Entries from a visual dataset
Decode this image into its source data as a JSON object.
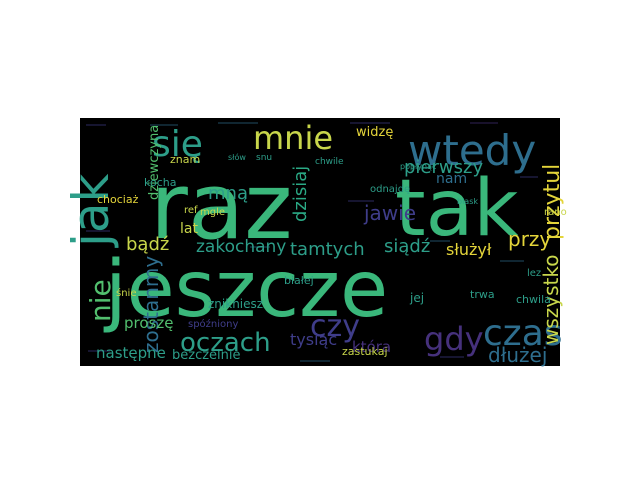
{
  "wordcloud": {
    "background": "#000000",
    "palette": {
      "green": "#3ab77b",
      "teal": "#2d9e89",
      "blue": "#2e6e8e",
      "lime": "#c8d64b",
      "yellow": "#e4d53a",
      "purple": "#46317c",
      "indigo": "#3f3d8a",
      "ltgreen": "#52bf6e",
      "midgreen": "#2aa985"
    },
    "words": [
      {
        "id": "jeszcze",
        "text": "jeszcze",
        "color": "green"
      },
      {
        "id": "raz",
        "text": "raz",
        "color": "green"
      },
      {
        "id": "tak",
        "text": "tak",
        "color": "green"
      },
      {
        "id": "jak",
        "text": "jak",
        "color": "teal"
      },
      {
        "id": "wtedy",
        "text": "wtedy",
        "color": "blue"
      },
      {
        "id": "mnie",
        "text": "mnie",
        "color": "lime"
      },
      {
        "id": "sie",
        "text": "się",
        "color": "teal"
      },
      {
        "id": "czas",
        "text": "czas",
        "color": "blue"
      },
      {
        "id": "gdy",
        "text": "gdy",
        "color": "purple"
      },
      {
        "id": "czy",
        "text": "czy",
        "color": "indigo"
      },
      {
        "id": "oczach",
        "text": "oczach",
        "color": "teal"
      },
      {
        "id": "nie",
        "text": "nie",
        "color": "ltgreen"
      },
      {
        "id": "przytul",
        "text": "przytul",
        "color": "yellow"
      },
      {
        "id": "wszystko",
        "text": "wszystko",
        "color": "lime"
      },
      {
        "id": "pierwszy",
        "text": "pierwszy",
        "color": "teal"
      },
      {
        "id": "jawie",
        "text": "jawie",
        "color": "indigo"
      },
      {
        "id": "zostanmy",
        "text": "zostanmy",
        "color": "blue"
      },
      {
        "id": "dluzej",
        "text": "dłużej",
        "color": "blue"
      },
      {
        "id": "przy",
        "text": "przy",
        "color": "yellow"
      },
      {
        "id": "dzisiaj",
        "text": "dzisiaj",
        "color": "midgreen"
      },
      {
        "id": "tamtych",
        "text": "tamtych",
        "color": "teal"
      },
      {
        "id": "zakochany",
        "text": "zakochany",
        "color": "teal"
      },
      {
        "id": "siadz",
        "text": "siądź",
        "color": "teal"
      },
      {
        "id": "badz",
        "text": "bądź",
        "color": "lime"
      },
      {
        "id": "mna",
        "text": "mną",
        "color": "teal"
      },
      {
        "id": "sluzyl",
        "text": "służył",
        "color": "yellow"
      },
      {
        "id": "dziewczyna",
        "text": "dziewczyna",
        "color": "ltgreen"
      },
      {
        "id": "tysiac",
        "text": "tysiąc",
        "color": "indigo"
      },
      {
        "id": "ktora",
        "text": "która",
        "color": "purple"
      },
      {
        "id": "prosze",
        "text": "proszę",
        "color": "ltgreen"
      },
      {
        "id": "nastepne",
        "text": "następne",
        "color": "teal"
      },
      {
        "id": "bezczelnie",
        "text": "bezczelnie",
        "color": "teal"
      },
      {
        "id": "zostaniesz",
        "text": "znikniesz",
        "color": "teal"
      },
      {
        "id": "widze",
        "text": "widzę",
        "color": "yellow"
      },
      {
        "id": "nam",
        "text": "nam",
        "color": "blue"
      },
      {
        "id": "lat",
        "text": "lat",
        "color": "lime"
      },
      {
        "id": "kocha",
        "text": "kocha",
        "color": "teal"
      },
      {
        "id": "znam",
        "text": "znam",
        "color": "lime"
      },
      {
        "id": "chociaz",
        "text": "chociaż",
        "color": "yellow"
      },
      {
        "id": "jej",
        "text": "jej",
        "color": "teal"
      },
      {
        "id": "trwa",
        "text": "trwa",
        "color": "teal"
      },
      {
        "id": "chwila",
        "text": "chwila",
        "color": "teal"
      },
      {
        "id": "zastukaj",
        "text": "zastukaj",
        "color": "lime"
      },
      {
        "id": "bialej",
        "text": "białej",
        "color": "teal"
      },
      {
        "id": "odnajde",
        "text": "odnajdę",
        "color": "teal"
      },
      {
        "id": "sluzyl_l",
        "text": "lez",
        "color": "teal"
      },
      {
        "id": "rano",
        "text": "rano",
        "color": "lime"
      },
      {
        "id": "snie",
        "text": "śnie",
        "color": "lime"
      },
      {
        "id": "mgle",
        "text": "mgle",
        "color": "lime"
      },
      {
        "id": "ref",
        "text": "ref",
        "color": "lime"
      },
      {
        "id": "chwile",
        "text": "chwile",
        "color": "teal"
      },
      {
        "id": "snu",
        "text": "snu",
        "color": "teal"
      },
      {
        "id": "slow",
        "text": "słów",
        "color": "teal"
      },
      {
        "id": "spozniony",
        "text": "spóźniony",
        "color": "indigo"
      },
      {
        "id": "poplynac",
        "text": "popłynąć",
        "color": "teal"
      },
      {
        "id": "blask",
        "text": "blask",
        "color": "teal"
      }
    ]
  }
}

- [Goal] Leave out the pictures and transcribe everything else exactly.

- [Solution]
Decode this image into its source data as a JSON object.
{
  "wordcloud": {
    "background": "#000000",
    "palette": {
      "green": "#3ab77b",
      "teal": "#2d9e89",
      "blue": "#2e6e8e",
      "lime": "#c8d64b",
      "yellow": "#e4d53a",
      "purple": "#46317c",
      "indigo": "#3f3d8a",
      "ltgreen": "#52bf6e",
      "midgreen": "#2aa985"
    },
    "words": [
      {
        "id": "jeszcze",
        "text": "jeszcze",
        "color": "green"
      },
      {
        "id": "raz",
        "text": "raz",
        "color": "green"
      },
      {
        "id": "tak",
        "text": "tak",
        "color": "green"
      },
      {
        "id": "jak",
        "text": "jak",
        "color": "teal"
      },
      {
        "id": "wtedy",
        "text": "wtedy",
        "color": "blue"
      },
      {
        "id": "mnie",
        "text": "mnie",
        "color": "lime"
      },
      {
        "id": "sie",
        "text": "się",
        "color": "teal"
      },
      {
        "id": "czas",
        "text": "czas",
        "color": "blue"
      },
      {
        "id": "gdy",
        "text": "gdy",
        "color": "purple"
      },
      {
        "id": "czy",
        "text": "czy",
        "color": "indigo"
      },
      {
        "id": "oczach",
        "text": "oczach",
        "color": "teal"
      },
      {
        "id": "nie",
        "text": "nie",
        "color": "ltgreen"
      },
      {
        "id": "przytul",
        "text": "przytul",
        "color": "yellow"
      },
      {
        "id": "wszystko",
        "text": "wszystko",
        "color": "lime"
      },
      {
        "id": "pierwszy",
        "text": "pierwszy",
        "color": "teal"
      },
      {
        "id": "jawie",
        "text": "jawie",
        "color": "indigo"
      },
      {
        "id": "zostanmy",
        "text": "zostanmy",
        "color": "blue"
      },
      {
        "id": "dluzej",
        "text": "dłużej",
        "color": "blue"
      },
      {
        "id": "przy",
        "text": "przy",
        "color": "yellow"
      },
      {
        "id": "dzisiaj",
        "text": "dzisiaj",
        "color": "midgreen"
      },
      {
        "id": "tamtych",
        "text": "tamtych",
        "color": "teal"
      },
      {
        "id": "zakochany",
        "text": "zakochany",
        "color": "teal"
      },
      {
        "id": "siadz",
        "text": "siądź",
        "color": "teal"
      },
      {
        "id": "badz",
        "text": "bądź",
        "color": "lime"
      },
      {
        "id": "mna",
        "text": "mną",
        "color": "teal"
      },
      {
        "id": "sluzyl",
        "text": "służył",
        "color": "yellow"
      },
      {
        "id": "dziewczyna",
        "text": "dziewczyna",
        "color": "ltgreen"
      },
      {
        "id": "tysiac",
        "text": "tysiąc",
        "color": "indigo"
      },
      {
        "id": "ktora",
        "text": "która",
        "color": "purple"
      },
      {
        "id": "prosze",
        "text": "proszę",
        "color": "ltgreen"
      },
      {
        "id": "nastepne",
        "text": "następne",
        "color": "teal"
      },
      {
        "id": "bezczelnie",
        "text": "bezczelnie",
        "color": "teal"
      },
      {
        "id": "zostaniesz",
        "text": "znikniesz",
        "color": "teal"
      },
      {
        "id": "widze",
        "text": "widzę",
        "color": "yellow"
      },
      {
        "id": "nam",
        "text": "nam",
        "color": "blue"
      },
      {
        "id": "lat",
        "text": "lat",
        "color": "lime"
      },
      {
        "id": "kocha",
        "text": "kocha",
        "color": "teal"
      },
      {
        "id": "znam",
        "text": "znam",
        "color": "lime"
      },
      {
        "id": "chociaz",
        "text": "chociaż",
        "color": "yellow"
      },
      {
        "id": "jej",
        "text": "jej",
        "color": "teal"
      },
      {
        "id": "trwa",
        "text": "trwa",
        "color": "teal"
      },
      {
        "id": "chwila",
        "text": "chwila",
        "color": "teal"
      },
      {
        "id": "zastukaj",
        "text": "zastukaj",
        "color": "lime"
      },
      {
        "id": "bialej",
        "text": "białej",
        "color": "teal"
      },
      {
        "id": "odnajde",
        "text": "odnajdę",
        "color": "teal"
      },
      {
        "id": "sluzyl_l",
        "text": "lez",
        "color": "teal"
      },
      {
        "id": "rano",
        "text": "rano",
        "color": "lime"
      },
      {
        "id": "snie",
        "text": "śnie",
        "color": "lime"
      },
      {
        "id": "mgle",
        "text": "mgle",
        "color": "lime"
      },
      {
        "id": "ref",
        "text": "ref",
        "color": "lime"
      },
      {
        "id": "chwile",
        "text": "chwile",
        "color": "teal"
      },
      {
        "id": "snu",
        "text": "snu",
        "color": "teal"
      },
      {
        "id": "slow",
        "text": "słów",
        "color": "teal"
      },
      {
        "id": "spozniony",
        "text": "spóźniony",
        "color": "indigo"
      },
      {
        "id": "poplynac",
        "text": "popłynąć",
        "color": "teal"
      },
      {
        "id": "blask",
        "text": "blask",
        "color": "teal"
      }
    ]
  }
}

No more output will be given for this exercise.